— begin SUPPLIED RECORDS —

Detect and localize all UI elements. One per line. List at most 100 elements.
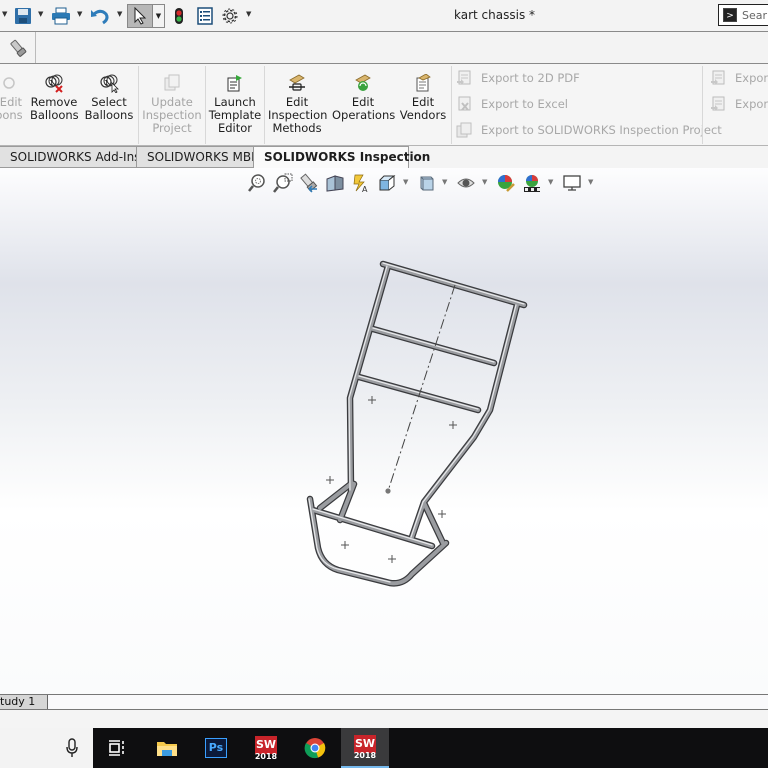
solidworks-2018-button[interactable]: SW 2018: [242, 728, 290, 768]
search-input[interactable]: > Sear: [718, 4, 768, 26]
chevron-down-icon[interactable]: ▼: [548, 178, 553, 186]
microphone-button[interactable]: [48, 728, 96, 768]
undo-button[interactable]: [89, 5, 111, 27]
zoom-to-fit-icon[interactable]: [247, 173, 267, 193]
options-button[interactable]: [220, 5, 240, 27]
status-bar: [0, 710, 768, 728]
file-properties-button[interactable]: [195, 5, 215, 27]
photoshop-button[interactable]: Ps: [192, 728, 240, 768]
edit-inspection-methods-icon: [289, 74, 305, 91]
ribbon-button-launch-template-editor[interactable]: Launch Template Editor: [208, 72, 262, 135]
tab-label: SOLIDWORKS Add-Ins: [10, 150, 141, 164]
svg-text:1: 1: [49, 79, 53, 87]
flashlight-button[interactable]: [0, 32, 36, 63]
ribbon-label: Methods: [272, 121, 322, 135]
tab-study-1[interactable]: tudy 1: [0, 695, 48, 709]
view-orientation-icon[interactable]: [377, 173, 397, 193]
ribbon-button-update-inspection-project[interactable]: Update Inspection Project: [142, 72, 202, 135]
ribbon-button-remove-balloons[interactable]: 1 Remove Balloons: [30, 72, 79, 122]
chevron-down-icon[interactable]: ▼: [2, 10, 7, 18]
tab-label: SOLIDWORKS MBD: [147, 150, 261, 164]
select-dropdown[interactable]: ▼: [153, 4, 165, 28]
view-settings-icon[interactable]: [562, 173, 582, 193]
export-to-excel-button[interactable]: Export to Excel: [456, 96, 568, 112]
export-label: Export: [735, 71, 768, 85]
tab-solidworks-add-ins[interactable]: SOLIDWORKS Add-Ins: [0, 146, 141, 168]
save-button[interactable]: [12, 5, 34, 27]
chrome-icon: [304, 738, 326, 759]
update-project-icon: [164, 74, 180, 91]
window-title: kart chassis *: [454, 8, 536, 22]
ribbon-separator: [702, 66, 703, 144]
undo-icon: [91, 9, 109, 25]
export-button[interactable]: Export: [710, 96, 768, 112]
command-search-icon: >: [723, 8, 737, 22]
chevron-down-icon[interactable]: ▼: [442, 178, 447, 186]
ribbon-label: Editor: [217, 121, 253, 135]
section-view-icon[interactable]: [325, 173, 345, 193]
ribbon-button-select-balloons[interactable]: 1 Select Balloons: [84, 72, 134, 122]
export-icon: [711, 70, 725, 85]
solidworks-2018-active-button[interactable]: SW 2018: [341, 728, 389, 768]
ribbon-label: Balloons: [84, 108, 134, 122]
kart-chassis-model[interactable]: [0, 168, 768, 694]
dynamic-annotation-icon[interactable]: A: [351, 173, 371, 193]
microphone-icon: [66, 738, 78, 757]
chrome-button[interactable]: [291, 728, 339, 768]
search-placeholder: Sear: [742, 8, 768, 22]
chevron-down-icon[interactable]: ▼: [246, 10, 251, 18]
chevron-down-icon[interactable]: ▼: [482, 178, 487, 186]
ribbon-separator: [451, 66, 452, 144]
file-explorer-button[interactable]: [143, 728, 191, 768]
graphics-area[interactable]: [0, 168, 768, 694]
balloon-icon: [3, 77, 15, 89]
flashlight-icon: [9, 39, 26, 57]
solidworks-version-label: 2018: [353, 751, 377, 760]
print-button[interactable]: [50, 5, 72, 27]
previous-view-icon[interactable]: [299, 173, 319, 193]
apply-scene-icon[interactable]: [522, 173, 542, 193]
chevron-down-icon[interactable]: ▼: [403, 178, 408, 186]
solidworks-version-label: 2018: [254, 752, 278, 761]
file-properties-icon: [197, 7, 213, 25]
ribbon-button-edit-operations[interactable]: Edit Operations: [332, 72, 395, 122]
chevron-down-icon[interactable]: ▼: [117, 10, 122, 18]
export-button[interactable]: Export: [710, 70, 768, 86]
select-button[interactable]: [127, 4, 153, 28]
chevron-down-icon[interactable]: ▼: [38, 10, 43, 18]
tab-label: SOLIDWORKS Inspection: [264, 150, 431, 164]
chevron-down-icon: ▼: [155, 12, 162, 20]
launch-template-icon: [227, 75, 242, 92]
hide-show-items-icon[interactable]: [456, 173, 476, 193]
ribbon-button-add-edit-balloons[interactable]: /Edit oons: [0, 72, 26, 122]
ribbon-label: oons: [0, 108, 23, 122]
export-excel-icon: [458, 96, 471, 111]
export-project-icon: [456, 122, 472, 138]
chevron-down-icon[interactable]: ▼: [77, 10, 82, 18]
display-style-icon[interactable]: [417, 173, 437, 193]
chevron-down-icon[interactable]: ▼: [588, 178, 593, 186]
zoom-to-area-icon[interactable]: [273, 173, 293, 193]
edit-vendors-icon: [416, 74, 431, 92]
solidworks-icon: SW 2018: [254, 736, 278, 761]
tab-solidworks-mbd[interactable]: SOLIDWORKS MBD: [136, 146, 260, 168]
export-label: Export: [735, 97, 768, 111]
edit-appearance-icon[interactable]: [496, 173, 516, 193]
traffic-light-icon: [175, 8, 183, 24]
ribbon-separator: [264, 66, 265, 144]
tab-label: tudy 1: [0, 695, 36, 708]
windows-taskbar: Ps SW 2018 SW 2018: [0, 728, 768, 768]
export-to-inspection-project-button[interactable]: Export to SOLIDWORKS Inspection Project: [456, 122, 722, 138]
cursor-icon: [134, 7, 147, 25]
export-label: Export to SOLIDWORKS Inspection Project: [481, 123, 722, 137]
rebuild-button[interactable]: [170, 5, 188, 27]
task-view-button[interactable]: [93, 728, 141, 768]
export-to-2d-pdf-button[interactable]: Export to 2D PDF: [456, 70, 580, 86]
ribbon-button-edit-inspection-methods[interactable]: Edit Inspection Methods: [268, 72, 327, 135]
ribbon-label: Vendors: [399, 108, 447, 122]
export-label: Export to 2D PDF: [481, 71, 580, 85]
tab-solidworks-inspection[interactable]: SOLIDWORKS Inspection: [253, 146, 430, 169]
ribbon-separator: [205, 66, 206, 144]
solidworks-icon: SW 2018: [353, 735, 377, 760]
ribbon-button-edit-vendors[interactable]: Edit Vendors: [398, 72, 448, 122]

— end SUPPLIED RECORDS —

◆ DESCRIPTION OF THE TASK
Retype every entry above line for line, with no changes, and leave out the pictures.

◆ SOLUTION TO THE PROBLEM
Detect and localize all UI elements. One per line. List at most 100 elements.
solidworks-2018-button[interactable]: SW 2018: [242, 728, 290, 768]
search-input[interactable]: > Sear: [718, 4, 768, 26]
chevron-down-icon[interactable]: ▼: [548, 178, 553, 186]
microphone-button[interactable]: [48, 728, 96, 768]
undo-button[interactable]: [89, 5, 111, 27]
zoom-to-fit-icon[interactable]: [247, 173, 267, 193]
options-button[interactable]: [220, 5, 240, 27]
status-bar: [0, 710, 768, 728]
file-properties-button[interactable]: [195, 5, 215, 27]
photoshop-button[interactable]: Ps: [192, 728, 240, 768]
edit-inspection-methods-icon: [289, 74, 305, 91]
ribbon-button-launch-template-editor[interactable]: Launch Template Editor: [208, 72, 262, 135]
tab-label: SOLIDWORKS Add-Ins: [10, 150, 141, 164]
svg-text:1: 1: [49, 79, 53, 87]
flashlight-button[interactable]: [0, 32, 36, 63]
ribbon-label: Methods: [272, 121, 322, 135]
tab-study-1[interactable]: tudy 1: [0, 695, 48, 709]
view-orientation-icon[interactable]: [377, 173, 397, 193]
ribbon-button-update-inspection-project[interactable]: Update Inspection Project: [142, 72, 202, 135]
ribbon-button-remove-balloons[interactable]: 1 Remove Balloons: [30, 72, 79, 122]
chevron-down-icon[interactable]: ▼: [2, 10, 7, 18]
tab-label: SOLIDWORKS MBD: [147, 150, 261, 164]
select-dropdown[interactable]: ▼: [153, 4, 165, 28]
view-settings-icon[interactable]: [562, 173, 582, 193]
export-to-excel-button[interactable]: Export to Excel: [456, 96, 568, 112]
export-label: Export: [735, 71, 768, 85]
tab-solidworks-add-ins[interactable]: SOLIDWORKS Add-Ins: [0, 146, 141, 168]
save-button[interactable]: [12, 5, 34, 27]
chrome-icon: [304, 738, 326, 759]
update-project-icon: [164, 74, 180, 91]
window-title: kart chassis *: [454, 8, 536, 22]
ribbon-separator: [702, 66, 703, 144]
undo-icon: [91, 9, 109, 25]
export-button[interactable]: Export: [710, 96, 768, 112]
command-search-icon: >: [723, 8, 737, 22]
chevron-down-icon[interactable]: ▼: [442, 178, 447, 186]
ribbon-label: Editor: [217, 121, 253, 135]
section-view-icon[interactable]: [325, 173, 345, 193]
ribbon-button-select-balloons[interactable]: 1 Select Balloons: [84, 72, 134, 122]
export-icon: [711, 70, 725, 85]
solidworks-2018-active-button[interactable]: SW 2018: [341, 728, 389, 768]
ribbon-label: Balloons: [84, 108, 134, 122]
kart-chassis-model[interactable]: [0, 168, 768, 694]
dynamic-annotation-icon[interactable]: A: [351, 173, 371, 193]
microphone-icon: [66, 738, 78, 757]
chrome-button[interactable]: [291, 728, 339, 768]
search-placeholder: Sear: [742, 8, 768, 22]
chevron-down-icon[interactable]: ▼: [246, 10, 251, 18]
chevron-down-icon[interactable]: ▼: [482, 178, 487, 186]
ribbon-separator: [451, 66, 452, 144]
file-explorer-button[interactable]: [143, 728, 191, 768]
graphics-area[interactable]: [0, 168, 768, 694]
balloon-icon: [3, 77, 15, 89]
flashlight-icon: [9, 39, 26, 57]
solidworks-version-label: 2018: [353, 751, 377, 760]
print-button[interactable]: [50, 5, 72, 27]
previous-view-icon[interactable]: [299, 173, 319, 193]
apply-scene-icon[interactable]: [522, 173, 542, 193]
chevron-down-icon[interactable]: ▼: [403, 178, 408, 186]
solidworks-version-label: 2018: [254, 752, 278, 761]
file-properties-icon: [197, 7, 213, 25]
ribbon-button-edit-operations[interactable]: Edit Operations: [332, 72, 395, 122]
chevron-down-icon[interactable]: ▼: [117, 10, 122, 18]
export-button[interactable]: Export: [710, 70, 768, 86]
select-button[interactable]: [127, 4, 153, 28]
chevron-down-icon[interactable]: ▼: [38, 10, 43, 18]
tab-label: SOLIDWORKS Inspection: [264, 150, 431, 164]
chevron-down-icon: ▼: [155, 12, 162, 20]
launch-template-icon: [227, 75, 242, 92]
hide-show-items-icon[interactable]: [456, 173, 476, 193]
ribbon-button-add-edit-balloons[interactable]: /Edit oons: [0, 72, 26, 122]
ribbon-label: oons: [0, 108, 23, 122]
export-excel-icon: [458, 96, 471, 111]
export-project-icon: [456, 122, 472, 138]
chevron-down-icon[interactable]: ▼: [77, 10, 82, 18]
display-style-icon[interactable]: [417, 173, 437, 193]
chevron-down-icon[interactable]: ▼: [588, 178, 593, 186]
zoom-to-area-icon[interactable]: [273, 173, 293, 193]
edit-vendors-icon: [416, 74, 431, 92]
solidworks-icon: SW 2018: [254, 736, 278, 761]
tab-solidworks-mbd[interactable]: SOLIDWORKS MBD: [136, 146, 260, 168]
export-label: Export: [735, 97, 768, 111]
edit-appearance-icon[interactable]: [496, 173, 516, 193]
traffic-light-icon: [175, 8, 183, 24]
ribbon-separator: [264, 66, 265, 144]
tab-label: tudy 1: [0, 695, 36, 708]
windows-taskbar: Ps SW 2018 SW 2018: [0, 728, 768, 768]
export-to-inspection-project-button[interactable]: Export to SOLIDWORKS Inspection Project: [456, 122, 722, 138]
cursor-icon: [134, 7, 147, 25]
export-label: Export to SOLIDWORKS Inspection Project: [481, 123, 722, 137]
rebuild-button[interactable]: [170, 5, 188, 27]
task-view-button[interactable]: [93, 728, 141, 768]
export-to-2d-pdf-button[interactable]: Export to 2D PDF: [456, 70, 580, 86]
ribbon-button-edit-inspection-methods[interactable]: Edit Inspection Methods: [268, 72, 327, 135]
ribbon-label: Vendors: [399, 108, 447, 122]
export-label: Export to 2D PDF: [481, 71, 580, 85]
tab-solidworks-inspection[interactable]: SOLIDWORKS Inspection: [253, 146, 430, 169]
ribbon-separator: [205, 66, 206, 144]
solidworks-icon: SW 2018: [353, 735, 377, 760]
ribbon-button-edit-vendors[interactable]: Edit Vendors: [398, 72, 448, 122]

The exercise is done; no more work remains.